Data extracted from a collection
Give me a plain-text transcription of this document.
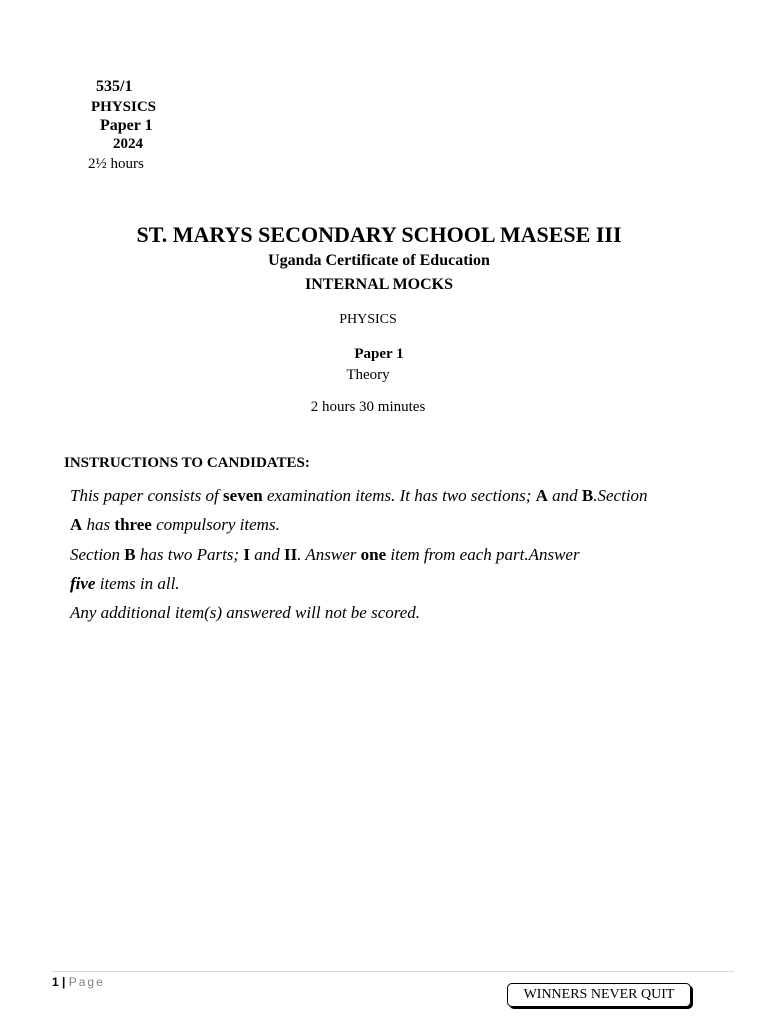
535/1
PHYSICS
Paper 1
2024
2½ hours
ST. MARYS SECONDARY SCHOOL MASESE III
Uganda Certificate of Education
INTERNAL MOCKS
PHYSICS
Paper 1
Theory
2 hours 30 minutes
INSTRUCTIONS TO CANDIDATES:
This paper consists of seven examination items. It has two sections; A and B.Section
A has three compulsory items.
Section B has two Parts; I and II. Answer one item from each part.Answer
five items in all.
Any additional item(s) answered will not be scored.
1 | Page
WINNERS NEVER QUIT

* * *

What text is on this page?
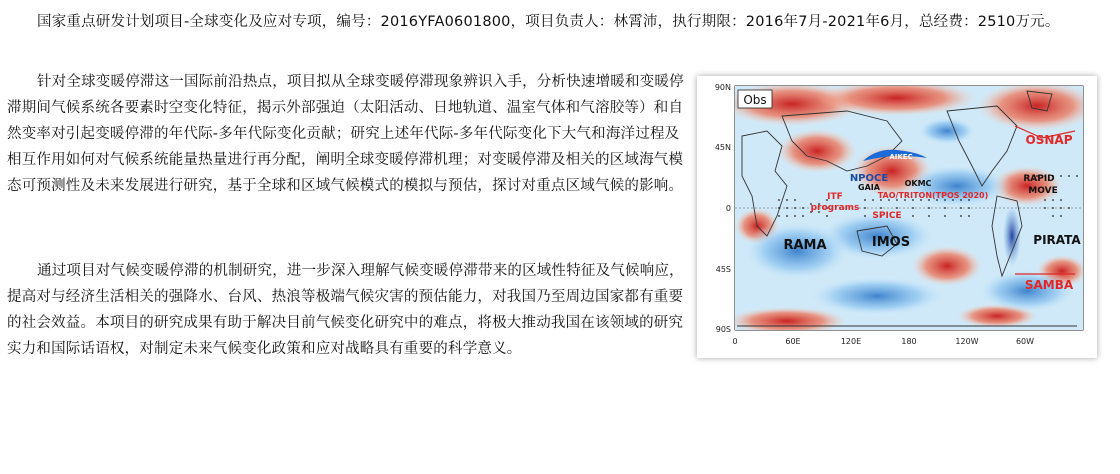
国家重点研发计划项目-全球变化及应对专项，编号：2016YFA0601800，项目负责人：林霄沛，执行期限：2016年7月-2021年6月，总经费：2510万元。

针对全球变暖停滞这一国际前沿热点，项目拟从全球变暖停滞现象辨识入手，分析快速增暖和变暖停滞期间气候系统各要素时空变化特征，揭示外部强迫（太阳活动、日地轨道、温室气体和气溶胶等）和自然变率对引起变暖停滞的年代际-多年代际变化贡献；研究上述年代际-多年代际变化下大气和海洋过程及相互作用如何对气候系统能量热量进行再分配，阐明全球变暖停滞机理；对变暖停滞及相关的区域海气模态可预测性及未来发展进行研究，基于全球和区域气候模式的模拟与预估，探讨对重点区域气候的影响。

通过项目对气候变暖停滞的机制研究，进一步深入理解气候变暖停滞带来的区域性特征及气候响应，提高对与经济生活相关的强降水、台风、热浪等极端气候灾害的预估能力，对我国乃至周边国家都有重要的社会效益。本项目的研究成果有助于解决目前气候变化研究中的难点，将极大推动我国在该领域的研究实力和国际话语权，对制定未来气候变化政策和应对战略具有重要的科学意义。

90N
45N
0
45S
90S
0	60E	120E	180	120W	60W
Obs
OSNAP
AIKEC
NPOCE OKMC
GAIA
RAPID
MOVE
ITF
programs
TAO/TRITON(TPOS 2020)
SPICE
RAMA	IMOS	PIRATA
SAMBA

Do this: Select every line in the material above where the string "text" occurs, and copy it.

Completed task:
Give me a plain-text transcription of this document.
What text is on this page?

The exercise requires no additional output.